→ WHAT YOU HAVE TO DO
In the entries that follow, how many lines contain the word "DISTRIBUTION"? Answer with the number only.

→ EXTRACTED MATERIAL
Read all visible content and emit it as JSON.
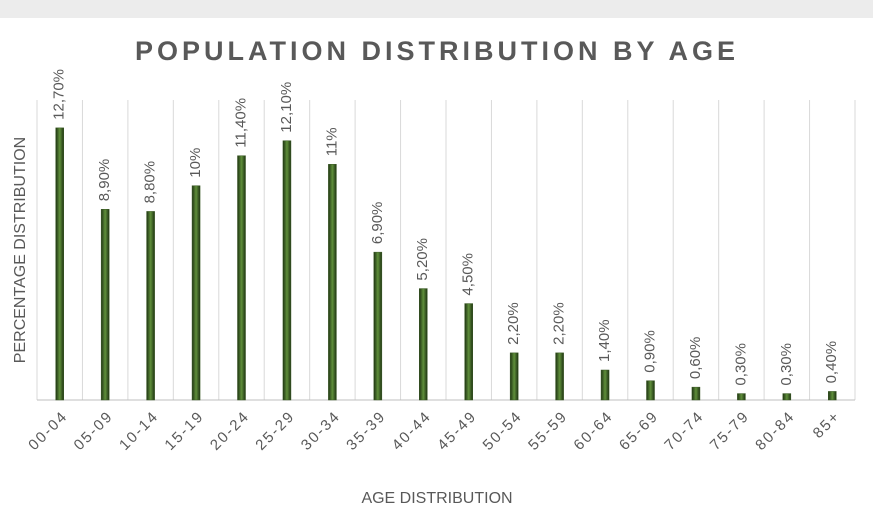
{
  "chart_data": {
    "type": "bar",
    "title": "POPULATION DISTRIBUTION BY AGE",
    "x_label": "AGE DISTRIBUTION",
    "y_label": "PERCENTAGE DISTRIBUTION",
    "categories": [
      "00-04",
      "05-09",
      "10-14",
      "15-19",
      "20-24",
      "25-29",
      "30-34",
      "35-39",
      "40-44",
      "45-49",
      "50-54",
      "55-59",
      "60-64",
      "65-69",
      "70-74",
      "75-79",
      "80-84",
      "85+"
    ],
    "values": [
      12.7,
      8.9,
      8.8,
      10,
      11.4,
      12.1,
      11,
      6.9,
      5.2,
      4.5,
      2.2,
      2.2,
      1.4,
      0.9,
      0.6,
      0.3,
      0.3,
      0.4
    ],
    "value_labels": [
      "12,70%",
      "8,90%",
      "8,80%",
      "10%",
      "11,40%",
      "12,10%",
      "11%",
      "6,90%",
      "5,20%",
      "4,50%",
      "2,20%",
      "2,20%",
      "1,40%",
      "0,90%",
      "0,60%",
      "0,30%",
      "0,30%",
      "0,40%"
    ],
    "color": "#385723",
    "ylim": [
      0,
      14
    ],
    "grid": true
  }
}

→ TASK SOLUTION
3